▸ Aim: Only lines holding the string "Event" are wanted; copy each one from the material.

[Dataset excerpts]
● ● ● ●

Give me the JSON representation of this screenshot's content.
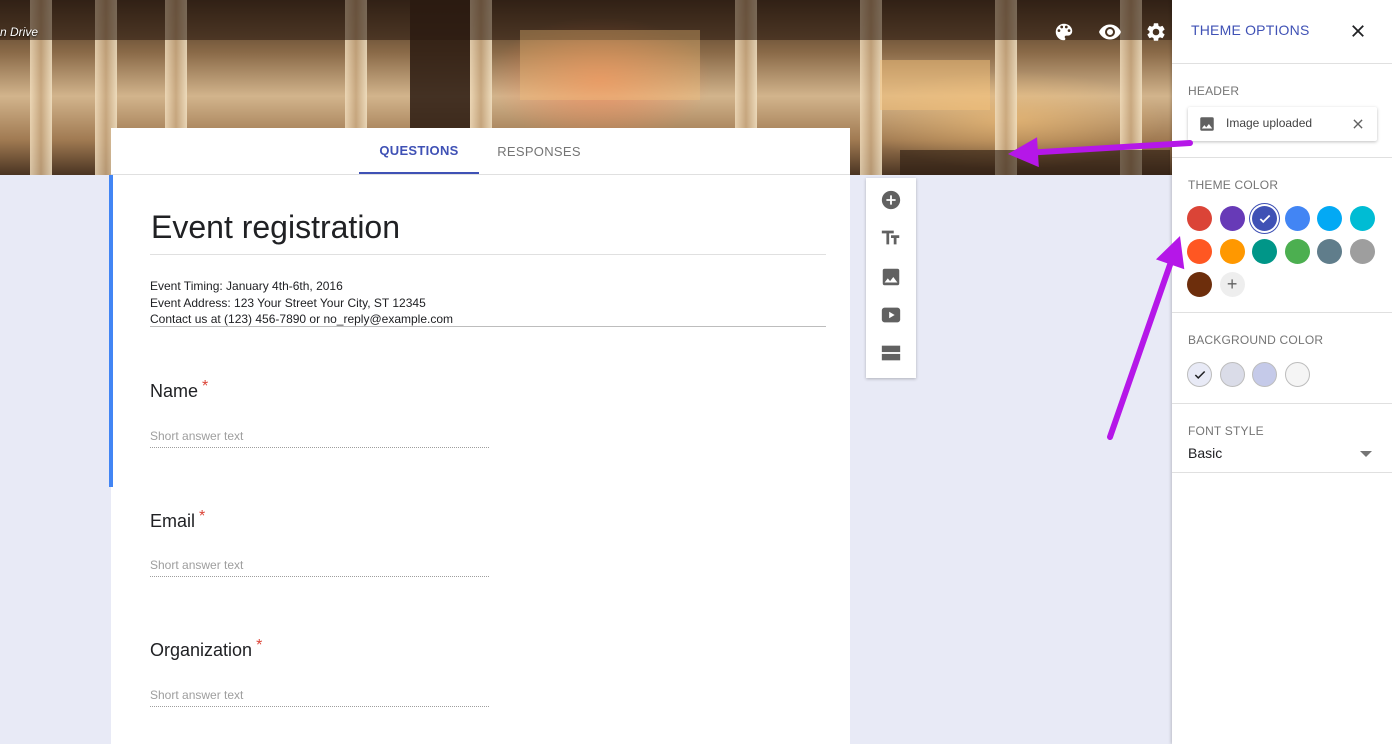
{
  "header": {
    "drive_text": "n Drive",
    "icons": [
      "palette-icon",
      "eye-icon",
      "gear-icon"
    ]
  },
  "tabs": [
    {
      "label": "QUESTIONS",
      "active": true
    },
    {
      "label": "RESPONSES",
      "active": false
    }
  ],
  "form": {
    "title": "Event registration",
    "description_lines": [
      "Event Timing: January 4th-6th, 2016",
      "Event Address: 123 Your Street Your City, ST 12345",
      "Contact us at (123) 456-7890 or no_reply@example.com"
    ],
    "required_mark": "*",
    "questions": [
      {
        "label": "Name",
        "placeholder": "Short answer text"
      },
      {
        "label": "Email",
        "placeholder": "Short answer text"
      },
      {
        "label": "Organization",
        "placeholder": "Short answer text"
      }
    ]
  },
  "toolbar": {
    "icons": [
      "add-question-icon",
      "title-text-icon",
      "image-icon",
      "video-icon",
      "section-icon"
    ]
  },
  "theme_panel": {
    "title": "THEME OPTIONS",
    "header_label": "HEADER",
    "header_image_text": "Image uploaded",
    "theme_color_label": "THEME COLOR",
    "theme_colors": [
      "#db4437",
      "#673ab7",
      "#3f51b5",
      "#4285f4",
      "#03a9f4",
      "#00bcd4",
      "#ff5722",
      "#ff9800",
      "#009688",
      "#4caf50",
      "#607d8b",
      "#9e9e9e",
      "#6d2e0c"
    ],
    "selected_theme_color": "#3f51b5",
    "add_color_symbol": "+",
    "background_color_label": "BACKGROUND COLOR",
    "background_colors": [
      "#e8eaf6",
      "#dadce8",
      "#c5cae9",
      "#f5f5f5"
    ],
    "selected_background_color": "#e8eaf6",
    "font_style_label": "FONT STYLE",
    "font_style_value": "Basic"
  },
  "annotations": {
    "arrow_color": "#b517e8"
  }
}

● ● ● ●

▸ Answer to the task:
    "title": "Event registration",
      "Event Timing: January 4th-6th, 2016",
      "Event Address: 123 Your Street Your City, ST 12345",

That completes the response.